(Stored records)
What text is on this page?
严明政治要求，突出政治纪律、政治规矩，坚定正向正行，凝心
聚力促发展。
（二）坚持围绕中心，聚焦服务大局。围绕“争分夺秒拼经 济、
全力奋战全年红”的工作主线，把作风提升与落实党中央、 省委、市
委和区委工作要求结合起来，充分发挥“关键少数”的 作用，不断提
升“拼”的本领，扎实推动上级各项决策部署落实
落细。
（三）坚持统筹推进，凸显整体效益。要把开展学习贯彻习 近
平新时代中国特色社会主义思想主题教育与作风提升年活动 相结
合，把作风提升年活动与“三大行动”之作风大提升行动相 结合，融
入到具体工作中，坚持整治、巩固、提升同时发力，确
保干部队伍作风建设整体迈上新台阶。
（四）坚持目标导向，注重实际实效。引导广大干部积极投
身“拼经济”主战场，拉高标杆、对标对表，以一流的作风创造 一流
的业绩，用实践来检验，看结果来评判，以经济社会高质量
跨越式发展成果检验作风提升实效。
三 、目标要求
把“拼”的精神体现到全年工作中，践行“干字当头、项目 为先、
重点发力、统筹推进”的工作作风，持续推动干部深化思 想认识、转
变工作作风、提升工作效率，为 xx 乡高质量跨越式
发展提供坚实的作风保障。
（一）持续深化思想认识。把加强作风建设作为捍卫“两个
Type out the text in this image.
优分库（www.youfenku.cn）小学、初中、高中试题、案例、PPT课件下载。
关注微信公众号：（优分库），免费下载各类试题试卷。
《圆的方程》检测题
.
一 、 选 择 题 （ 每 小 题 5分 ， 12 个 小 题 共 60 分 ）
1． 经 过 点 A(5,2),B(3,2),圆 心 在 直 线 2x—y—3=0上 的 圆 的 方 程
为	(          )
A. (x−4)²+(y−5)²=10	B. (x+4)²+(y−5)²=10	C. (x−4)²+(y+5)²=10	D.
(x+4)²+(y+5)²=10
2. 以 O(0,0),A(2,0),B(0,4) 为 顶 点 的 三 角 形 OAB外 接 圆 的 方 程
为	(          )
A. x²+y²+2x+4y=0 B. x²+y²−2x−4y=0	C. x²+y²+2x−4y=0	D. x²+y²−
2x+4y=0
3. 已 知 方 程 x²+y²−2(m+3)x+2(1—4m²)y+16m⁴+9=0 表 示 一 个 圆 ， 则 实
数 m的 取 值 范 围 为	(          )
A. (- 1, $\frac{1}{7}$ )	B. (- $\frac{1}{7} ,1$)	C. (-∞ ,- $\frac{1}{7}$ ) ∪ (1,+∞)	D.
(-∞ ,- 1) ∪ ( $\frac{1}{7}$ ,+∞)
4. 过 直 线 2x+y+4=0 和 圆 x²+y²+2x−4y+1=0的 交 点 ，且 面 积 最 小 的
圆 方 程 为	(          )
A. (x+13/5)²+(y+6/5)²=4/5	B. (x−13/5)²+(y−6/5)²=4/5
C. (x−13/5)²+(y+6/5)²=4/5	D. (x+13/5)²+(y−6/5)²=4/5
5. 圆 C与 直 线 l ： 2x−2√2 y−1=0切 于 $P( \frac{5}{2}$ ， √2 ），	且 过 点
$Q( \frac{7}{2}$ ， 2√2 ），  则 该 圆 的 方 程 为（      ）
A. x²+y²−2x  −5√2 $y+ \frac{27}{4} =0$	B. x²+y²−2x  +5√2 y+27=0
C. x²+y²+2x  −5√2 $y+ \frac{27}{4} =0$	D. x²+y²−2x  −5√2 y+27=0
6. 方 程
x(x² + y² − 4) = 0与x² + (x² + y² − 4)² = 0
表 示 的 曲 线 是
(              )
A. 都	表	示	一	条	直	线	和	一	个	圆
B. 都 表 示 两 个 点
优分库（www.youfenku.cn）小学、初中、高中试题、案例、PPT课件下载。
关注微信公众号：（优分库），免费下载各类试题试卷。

■ Your task ■
Retype all of the data shown above, word for word.

■ Reply ■
What text is on this page?
严明政治要求，突出政治纪律、政治规矩，坚定正向正行，凝心
聚力促发展。
（二）坚持围绕中心，聚焦服务大局。围绕“争分夺秒拼经 济、
全力奋战全年红”的工作主线，把作风提升与落实党中央、 省委、市
委和区委工作要求结合起来，充分发挥“关键少数”的 作用，不断提
升“拼”的本领，扎实推动上级各项决策部署落实
落细。
（三）坚持统筹推进，凸显整体效益。要把开展学习贯彻习 近
平新时代中国特色社会主义思想主题教育与作风提升年活动 相结
合，把作风提升年活动与“三大行动”之作风大提升行动相 结合，融
入到具体工作中，坚持整治、巩固、提升同时发力，确
保干部队伍作风建设整体迈上新台阶。
（四）坚持目标导向，注重实际实效。引导广大干部积极投
身“拼经济”主战场，拉高标杆、对标对表，以一流的作风创造 一流
的业绩，用实践来检验，看结果来评判，以经济社会高质量
跨越式发展成果检验作风提升实效。
三 、目标要求
把“拼”的精神体现到全年工作中，践行“干字当头、项目 为先、
重点发力、统筹推进”的工作作风，持续推动干部深化思 想认识、转
变工作作风、提升工作效率，为 xx 乡高质量跨越式
发展提供坚实的作风保障。
（一）持续深化思想认识。把加强作风建设作为捍卫“两个
Type out the text in this image.
优分库（www.youfenku.cn）小学、初中、高中试题、案例、PPT课件下载。
关注微信公众号：（优分库），免费下载各类试题试卷。
《圆的方程》检测题
.
一 、 选 择 题 （ 每 小 题 5分 ， 12 个 小 题 共 60 分 ）
1． 经 过 点 A(5,2),B(3,2),圆 心 在 直 线 2x—y—3=0上 的 圆 的 方 程
为	(          )
A. (x−4)²+(y−5)²=10	B. (x+4)²+(y−5)²=10	C. (x−4)²+(y+5)²=10	D.
(x+4)²+(y+5)²=10
2. 以 O(0,0),A(2,0),B(0,4) 为 顶 点 的 三 角 形 OAB外 接 圆 的 方 程
为	(          )
A. x²+y²+2x+4y=0 B. x²+y²−2x−4y=0	C. x²+y²+2x−4y=0	D. x²+y²−
2x+4y=0
3. 已 知 方 程 x²+y²−2(m+3)x+2(1—4m²)y+16m⁴+9=0 表 示 一 个 圆 ， 则 实
数 m的 取 值 范 围 为	(          )
A. (- 1, $\frac{1}{7}$ )	B. (- $\frac{1}{7} ,1$)	C. (-∞ ,- $\frac{1}{7}$ ) ∪ (1,+∞)	D.
(-∞ ,- 1) ∪ ( $\frac{1}{7}$ ,+∞)
4. 过 直 线 2x+y+4=0 和 圆 x²+y²+2x−4y+1=0的 交 点 ，且 面 积 最 小 的
圆 方 程 为	(          )
A. (x+13/5)²+(y+6/5)²=4/5	B. (x−13/5)²+(y−6/5)²=4/5
C. (x−13/5)²+(y+6/5)²=4/5	D. (x+13/5)²+(y−6/5)²=4/5
5. 圆 C与 直 线 l ： 2x−2√2 y−1=0切 于 $P( \frac{5}{2}$ ， √2 ），	且 过 点
$Q( \frac{7}{2}$ ， 2√2 ），  则 该 圆 的 方 程 为（      ）
A. x²+y²−2x  −5√2 $y+ \frac{27}{4} =0$	B. x²+y²−2x  +5√2 y+27=0
C. x²+y²+2x  −5√2 $y+ \frac{27}{4} =0$	D. x²+y²−2x  −5√2 y+27=0
6. 方 程
x(x² + y² − 4) = 0与x² + (x² + y² − 4)² = 0
表 示 的 曲 线 是
(              )
A. 都	表	示	一	条	直	线	和	一	个	圆
B. 都 表 示 两 个 点
优分库（www.youfenku.cn）小学、初中、高中试题、案例、PPT课件下载。
关注微信公众号：（优分库），免费下载各类试题试卷。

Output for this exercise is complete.